● **Directions**:
Extract every record, exactly as written, and ignore the pictures.

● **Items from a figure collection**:
□ □ □ □

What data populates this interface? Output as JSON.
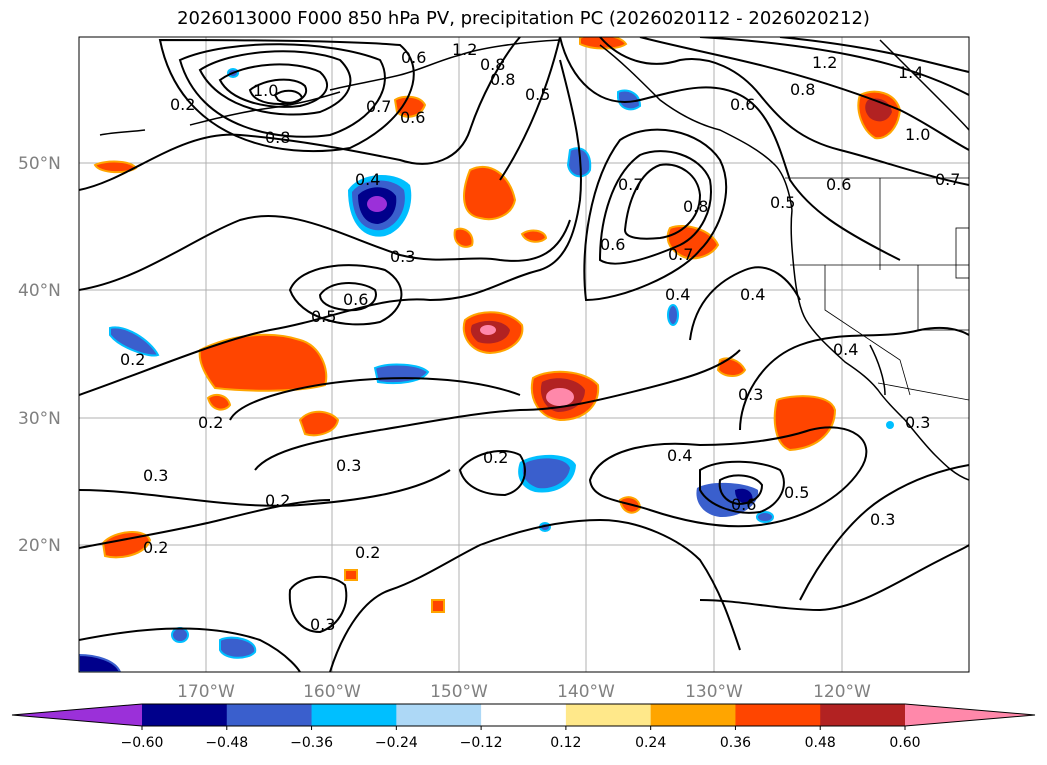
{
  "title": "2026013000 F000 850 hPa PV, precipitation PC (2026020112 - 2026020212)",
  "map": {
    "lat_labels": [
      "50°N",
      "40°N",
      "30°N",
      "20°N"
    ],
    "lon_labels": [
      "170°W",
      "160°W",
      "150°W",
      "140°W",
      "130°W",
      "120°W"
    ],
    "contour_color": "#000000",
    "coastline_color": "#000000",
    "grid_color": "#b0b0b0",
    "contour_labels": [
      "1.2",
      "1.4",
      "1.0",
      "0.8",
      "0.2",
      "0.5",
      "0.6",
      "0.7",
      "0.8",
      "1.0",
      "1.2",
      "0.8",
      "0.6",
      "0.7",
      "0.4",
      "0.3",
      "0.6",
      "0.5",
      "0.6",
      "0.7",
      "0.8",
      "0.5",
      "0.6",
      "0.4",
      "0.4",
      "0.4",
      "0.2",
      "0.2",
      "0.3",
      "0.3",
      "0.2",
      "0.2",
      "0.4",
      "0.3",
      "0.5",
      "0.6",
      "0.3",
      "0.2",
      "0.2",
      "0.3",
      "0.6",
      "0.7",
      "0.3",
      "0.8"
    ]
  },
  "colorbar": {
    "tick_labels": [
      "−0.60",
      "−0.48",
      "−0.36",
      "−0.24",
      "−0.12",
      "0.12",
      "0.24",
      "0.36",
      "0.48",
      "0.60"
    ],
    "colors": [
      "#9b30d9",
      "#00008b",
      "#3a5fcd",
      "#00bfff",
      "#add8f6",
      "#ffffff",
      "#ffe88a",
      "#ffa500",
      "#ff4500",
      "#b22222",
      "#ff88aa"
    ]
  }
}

□ □ □ □

● **Response to the task**:
What data populates this interface? Output as JSON.
{
  "title": "2026013000 F000 850 hPa PV, precipitation PC (2026020112 - 2026020212)",
  "map": {
    "lat_labels": [
      "50°N",
      "40°N",
      "30°N",
      "20°N"
    ],
    "lon_labels": [
      "170°W",
      "160°W",
      "150°W",
      "140°W",
      "130°W",
      "120°W"
    ],
    "contour_color": "#000000",
    "coastline_color": "#000000",
    "grid_color": "#b0b0b0",
    "contour_labels": [
      "1.2",
      "1.4",
      "1.0",
      "0.8",
      "0.2",
      "0.5",
      "0.6",
      "0.7",
      "0.8",
      "1.0",
      "1.2",
      "0.8",
      "0.6",
      "0.7",
      "0.4",
      "0.3",
      "0.6",
      "0.5",
      "0.6",
      "0.7",
      "0.8",
      "0.5",
      "0.6",
      "0.4",
      "0.4",
      "0.4",
      "0.2",
      "0.2",
      "0.3",
      "0.3",
      "0.2",
      "0.2",
      "0.4",
      "0.3",
      "0.5",
      "0.6",
      "0.3",
      "0.2",
      "0.2",
      "0.3",
      "0.6",
      "0.7",
      "0.3",
      "0.8"
    ]
  },
  "colorbar": {
    "tick_labels": [
      "−0.60",
      "−0.48",
      "−0.36",
      "−0.24",
      "−0.12",
      "0.12",
      "0.24",
      "0.36",
      "0.48",
      "0.60"
    ],
    "colors": [
      "#9b30d9",
      "#00008b",
      "#3a5fcd",
      "#00bfff",
      "#add8f6",
      "#ffffff",
      "#ffe88a",
      "#ffa500",
      "#ff4500",
      "#b22222",
      "#ff88aa"
    ]
  }
}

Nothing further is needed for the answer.